═══ Article
Of all the biographies and articles that I have read about poet Edgar Allan Poe, only Hervey Allen wrote of Poe's Scottish connections. From Allen's work I formulated an itinerary, and made the effort to seek and find the towns in Scotland where Poe's foster father, John Allan, is known to have visited during his six-year return home to Ayrshire, in 1815. Allen tells his readers that it was one of David Poe's sons, John, who married a Jane McBride, and with her brought their family of two sons, David and George, to Newcastle, Delaware, in 1742. Thereafter, they "settle in Pennsylvania." Seventy years later, from these persons Edgar Allan Poe is a descendant.

I have several articles published in the United States and Scotland that provide sufficient information to let a reader know that it was from the line of Poes who remained in Fenwick, and all of Ayrshire, who provide the evidence that Edgar Allan Poe had a substantial Scottish heritage and connection. After all, only one Poe left his Ayrshire family; the rest of them remained. The Family Tree Magazine, the Burns Chronicle (two editions. 1999 & 2001), The Poe Review, The Atlantic Literary Review, among periodicals; then several local newspapers in Ayrshire: The Greenock Advertiser, the Saltcoats and Ardrossan Herald, the Irvine Herald, and the Kilmarnock Standard have published articles of these facts. There are books which mention our work (Frank Beattie's Proud Kilmarnock), a BBC Scotland Radio program, and finally an independent movie.

Other researchers in Scotland have made similar discoveries of which I have written, not the least of whom is well known Scots Magazine writer, James Gracie, and Robert Burns World Federation, Ltd., Executive Council member, Tom Hutton. True, it is well documented that Poe's mother was from London, England, of the United Kingdom of that time.

However, for 150 years, no American Scotland, or simply did not think to investigate the Scottish linage of the Poes.

Nevertheless, in 1926, and again in his 1934 edition of Israfel, Harvey Allen made clear that Edgar's ancestor was an Ulster-Scot, to which your Ulster-Scot Newspaper makes known that immigrants from Scotland to Ireland are now referred. Allen tells us that David Poe "departed this vale of tears," Cavan County, Ireland, with his wife, Sarah, about August 1742. We are never told why they left Scotland, much less Ireland?
══════
Parts of the exercise:
1. In the essay on Poe's Scottish heritage, why does the evidence of that heritage come from the Poes who stayed in Fenwick and the rest of Ayrshire? Answer in one to three sentences.
2. Reproduce the stretch of the essay on Poe's Scottish heritage from "Other researchers in" through "of the Poes.".
3. According to the essay on Poe's Scottish heritage, in what year did John Poe and Jane McBride bring their family to Newcastle, Delaware?
═══ Recorded data
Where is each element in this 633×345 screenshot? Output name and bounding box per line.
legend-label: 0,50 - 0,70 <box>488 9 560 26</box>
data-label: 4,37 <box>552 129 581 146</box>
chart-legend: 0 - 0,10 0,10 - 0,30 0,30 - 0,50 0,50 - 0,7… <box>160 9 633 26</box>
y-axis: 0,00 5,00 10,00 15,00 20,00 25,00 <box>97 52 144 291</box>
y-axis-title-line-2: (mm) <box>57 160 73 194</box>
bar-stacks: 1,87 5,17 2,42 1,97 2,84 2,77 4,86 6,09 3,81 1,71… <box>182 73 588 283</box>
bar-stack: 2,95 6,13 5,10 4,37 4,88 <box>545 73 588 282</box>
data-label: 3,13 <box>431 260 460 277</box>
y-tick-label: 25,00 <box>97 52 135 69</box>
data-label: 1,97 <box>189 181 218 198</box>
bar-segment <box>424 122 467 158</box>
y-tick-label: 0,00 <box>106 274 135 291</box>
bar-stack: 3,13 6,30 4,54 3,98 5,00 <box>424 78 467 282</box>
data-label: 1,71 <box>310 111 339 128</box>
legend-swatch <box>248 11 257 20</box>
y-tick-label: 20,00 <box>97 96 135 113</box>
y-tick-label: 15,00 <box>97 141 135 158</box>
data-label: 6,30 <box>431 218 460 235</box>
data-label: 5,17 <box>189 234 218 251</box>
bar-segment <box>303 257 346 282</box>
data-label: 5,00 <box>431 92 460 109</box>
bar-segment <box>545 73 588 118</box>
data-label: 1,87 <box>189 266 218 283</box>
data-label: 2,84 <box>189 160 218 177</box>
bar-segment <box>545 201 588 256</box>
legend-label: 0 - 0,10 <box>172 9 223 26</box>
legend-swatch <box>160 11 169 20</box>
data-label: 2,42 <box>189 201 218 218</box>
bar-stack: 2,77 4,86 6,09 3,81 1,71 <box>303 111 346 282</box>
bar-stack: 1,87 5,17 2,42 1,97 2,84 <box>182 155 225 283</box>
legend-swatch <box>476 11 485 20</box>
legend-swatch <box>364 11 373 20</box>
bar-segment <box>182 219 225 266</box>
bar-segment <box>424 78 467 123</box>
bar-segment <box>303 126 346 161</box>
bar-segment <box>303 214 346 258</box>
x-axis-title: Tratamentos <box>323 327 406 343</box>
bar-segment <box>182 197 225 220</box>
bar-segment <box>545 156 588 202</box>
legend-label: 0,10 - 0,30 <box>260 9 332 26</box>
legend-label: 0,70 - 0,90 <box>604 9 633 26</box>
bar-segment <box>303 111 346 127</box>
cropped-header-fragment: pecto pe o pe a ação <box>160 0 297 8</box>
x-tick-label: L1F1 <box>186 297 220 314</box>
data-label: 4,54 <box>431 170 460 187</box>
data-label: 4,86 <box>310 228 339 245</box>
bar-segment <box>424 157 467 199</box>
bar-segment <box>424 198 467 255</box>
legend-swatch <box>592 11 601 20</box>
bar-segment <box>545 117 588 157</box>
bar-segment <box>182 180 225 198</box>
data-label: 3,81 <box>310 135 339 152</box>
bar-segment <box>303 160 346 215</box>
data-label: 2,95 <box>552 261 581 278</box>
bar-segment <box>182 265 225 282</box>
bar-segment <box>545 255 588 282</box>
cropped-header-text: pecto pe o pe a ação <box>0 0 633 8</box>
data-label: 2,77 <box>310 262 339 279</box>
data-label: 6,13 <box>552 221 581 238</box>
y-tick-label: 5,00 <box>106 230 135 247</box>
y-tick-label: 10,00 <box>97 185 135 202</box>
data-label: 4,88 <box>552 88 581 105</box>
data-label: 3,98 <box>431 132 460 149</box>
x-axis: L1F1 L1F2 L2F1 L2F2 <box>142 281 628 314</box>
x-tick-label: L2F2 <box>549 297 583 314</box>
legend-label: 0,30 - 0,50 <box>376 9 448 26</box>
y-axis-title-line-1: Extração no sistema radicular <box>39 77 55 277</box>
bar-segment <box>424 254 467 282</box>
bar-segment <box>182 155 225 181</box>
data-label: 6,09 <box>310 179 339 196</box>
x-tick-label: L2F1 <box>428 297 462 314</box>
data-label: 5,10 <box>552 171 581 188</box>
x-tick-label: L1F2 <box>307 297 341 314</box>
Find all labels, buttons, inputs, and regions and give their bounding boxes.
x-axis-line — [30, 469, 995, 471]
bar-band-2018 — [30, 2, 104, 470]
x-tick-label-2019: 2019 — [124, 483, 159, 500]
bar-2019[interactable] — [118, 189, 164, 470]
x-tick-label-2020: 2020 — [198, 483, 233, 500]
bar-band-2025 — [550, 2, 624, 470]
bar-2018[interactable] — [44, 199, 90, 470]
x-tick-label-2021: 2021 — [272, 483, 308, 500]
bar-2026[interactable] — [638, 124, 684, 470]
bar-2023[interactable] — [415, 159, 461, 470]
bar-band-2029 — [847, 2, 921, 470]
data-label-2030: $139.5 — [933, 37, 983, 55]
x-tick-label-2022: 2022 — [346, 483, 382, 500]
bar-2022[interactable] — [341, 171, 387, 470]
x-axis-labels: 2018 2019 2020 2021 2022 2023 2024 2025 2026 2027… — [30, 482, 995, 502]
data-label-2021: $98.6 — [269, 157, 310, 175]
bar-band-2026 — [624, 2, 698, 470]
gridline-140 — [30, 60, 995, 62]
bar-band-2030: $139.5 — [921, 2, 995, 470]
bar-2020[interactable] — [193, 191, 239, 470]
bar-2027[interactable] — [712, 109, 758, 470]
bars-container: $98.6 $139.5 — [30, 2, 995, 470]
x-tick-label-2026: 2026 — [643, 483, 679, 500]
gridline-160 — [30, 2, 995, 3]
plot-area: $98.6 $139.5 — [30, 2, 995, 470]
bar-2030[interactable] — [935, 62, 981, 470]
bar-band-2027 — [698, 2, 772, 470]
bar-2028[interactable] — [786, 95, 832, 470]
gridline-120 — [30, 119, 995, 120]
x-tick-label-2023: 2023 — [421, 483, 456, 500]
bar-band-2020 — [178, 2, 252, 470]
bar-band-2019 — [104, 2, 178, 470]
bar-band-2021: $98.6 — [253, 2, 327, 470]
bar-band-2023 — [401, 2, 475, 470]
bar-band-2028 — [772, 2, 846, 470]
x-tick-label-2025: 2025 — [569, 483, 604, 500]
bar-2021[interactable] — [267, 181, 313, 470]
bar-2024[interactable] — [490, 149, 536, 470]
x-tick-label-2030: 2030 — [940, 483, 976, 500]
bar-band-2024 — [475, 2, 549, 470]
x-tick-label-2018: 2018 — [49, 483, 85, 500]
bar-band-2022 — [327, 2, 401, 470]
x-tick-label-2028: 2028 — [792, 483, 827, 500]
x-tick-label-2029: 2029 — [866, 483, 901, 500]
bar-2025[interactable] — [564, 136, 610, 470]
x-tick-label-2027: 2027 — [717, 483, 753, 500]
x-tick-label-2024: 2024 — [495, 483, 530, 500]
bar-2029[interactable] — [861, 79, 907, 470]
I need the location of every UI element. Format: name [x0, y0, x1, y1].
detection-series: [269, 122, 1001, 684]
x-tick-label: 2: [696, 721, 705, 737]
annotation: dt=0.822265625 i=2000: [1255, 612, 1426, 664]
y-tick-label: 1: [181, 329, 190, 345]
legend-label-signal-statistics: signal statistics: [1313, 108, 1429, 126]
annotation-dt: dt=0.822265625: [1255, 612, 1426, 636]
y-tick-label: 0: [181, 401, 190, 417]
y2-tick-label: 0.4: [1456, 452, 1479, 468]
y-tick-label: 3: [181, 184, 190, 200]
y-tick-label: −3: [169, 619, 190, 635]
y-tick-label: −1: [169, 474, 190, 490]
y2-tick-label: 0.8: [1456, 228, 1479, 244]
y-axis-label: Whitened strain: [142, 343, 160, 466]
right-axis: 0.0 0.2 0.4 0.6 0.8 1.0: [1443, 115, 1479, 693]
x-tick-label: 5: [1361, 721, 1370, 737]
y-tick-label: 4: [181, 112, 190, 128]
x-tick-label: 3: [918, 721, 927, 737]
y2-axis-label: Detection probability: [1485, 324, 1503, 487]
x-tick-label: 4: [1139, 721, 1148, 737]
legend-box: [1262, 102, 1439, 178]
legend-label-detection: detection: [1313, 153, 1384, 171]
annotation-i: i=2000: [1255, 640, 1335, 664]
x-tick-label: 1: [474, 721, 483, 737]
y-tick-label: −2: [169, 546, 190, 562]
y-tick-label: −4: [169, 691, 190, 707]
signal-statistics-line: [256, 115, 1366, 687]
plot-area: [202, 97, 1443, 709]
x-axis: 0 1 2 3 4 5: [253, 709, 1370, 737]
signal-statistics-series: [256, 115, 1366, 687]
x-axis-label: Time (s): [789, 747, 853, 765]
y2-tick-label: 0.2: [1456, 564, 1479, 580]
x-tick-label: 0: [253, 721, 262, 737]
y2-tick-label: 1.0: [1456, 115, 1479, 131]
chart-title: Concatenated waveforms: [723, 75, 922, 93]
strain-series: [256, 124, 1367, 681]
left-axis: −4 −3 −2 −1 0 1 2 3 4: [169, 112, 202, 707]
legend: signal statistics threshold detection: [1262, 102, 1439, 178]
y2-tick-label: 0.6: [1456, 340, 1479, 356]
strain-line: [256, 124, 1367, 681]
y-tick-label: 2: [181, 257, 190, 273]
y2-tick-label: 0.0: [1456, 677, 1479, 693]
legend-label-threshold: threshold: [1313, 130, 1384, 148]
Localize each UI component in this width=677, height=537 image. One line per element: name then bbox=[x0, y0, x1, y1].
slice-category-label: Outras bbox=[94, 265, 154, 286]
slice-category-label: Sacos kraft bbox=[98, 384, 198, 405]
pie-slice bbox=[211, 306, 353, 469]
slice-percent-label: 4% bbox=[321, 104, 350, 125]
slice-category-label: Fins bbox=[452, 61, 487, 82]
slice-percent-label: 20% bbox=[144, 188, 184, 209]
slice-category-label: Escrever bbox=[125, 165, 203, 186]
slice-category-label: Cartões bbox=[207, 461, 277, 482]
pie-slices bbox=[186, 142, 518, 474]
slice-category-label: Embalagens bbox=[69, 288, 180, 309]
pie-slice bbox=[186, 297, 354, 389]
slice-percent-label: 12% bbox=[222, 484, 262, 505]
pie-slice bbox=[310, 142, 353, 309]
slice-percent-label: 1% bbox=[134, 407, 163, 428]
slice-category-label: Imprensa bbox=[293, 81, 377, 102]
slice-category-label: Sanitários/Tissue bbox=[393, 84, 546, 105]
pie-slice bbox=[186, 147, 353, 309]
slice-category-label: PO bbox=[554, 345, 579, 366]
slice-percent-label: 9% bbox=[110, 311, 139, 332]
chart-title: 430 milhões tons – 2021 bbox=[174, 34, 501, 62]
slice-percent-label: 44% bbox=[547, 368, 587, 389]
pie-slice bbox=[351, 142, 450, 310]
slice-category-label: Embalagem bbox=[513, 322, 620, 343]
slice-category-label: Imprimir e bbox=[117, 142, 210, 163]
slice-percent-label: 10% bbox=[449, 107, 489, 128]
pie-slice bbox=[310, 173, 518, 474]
══════
Exercise answers:
1. Only one Poe left the Ayrshire family, and all the rest of them remained there. That is why the line of Poes who stayed in Fenwick and throughout Ayrshire supplies the evidence of Edgar Allan Poe's substantial Scottish heritage and connection.

2.
Other researchers in Scotland have made similar discoveries of which I have written, not the least of whom is well known Scots Magazine writer, James Gracie, and Robert Burns World Federation, Ltd., Executive Council member, Tom Hutton. True, it is well documented that Poe's mother was from London, England, of the United Kingdom of that time.

However, for 150 years, no American Scotland, or simply did not think to investigate the Scottish linage of the Poes.

3. 1742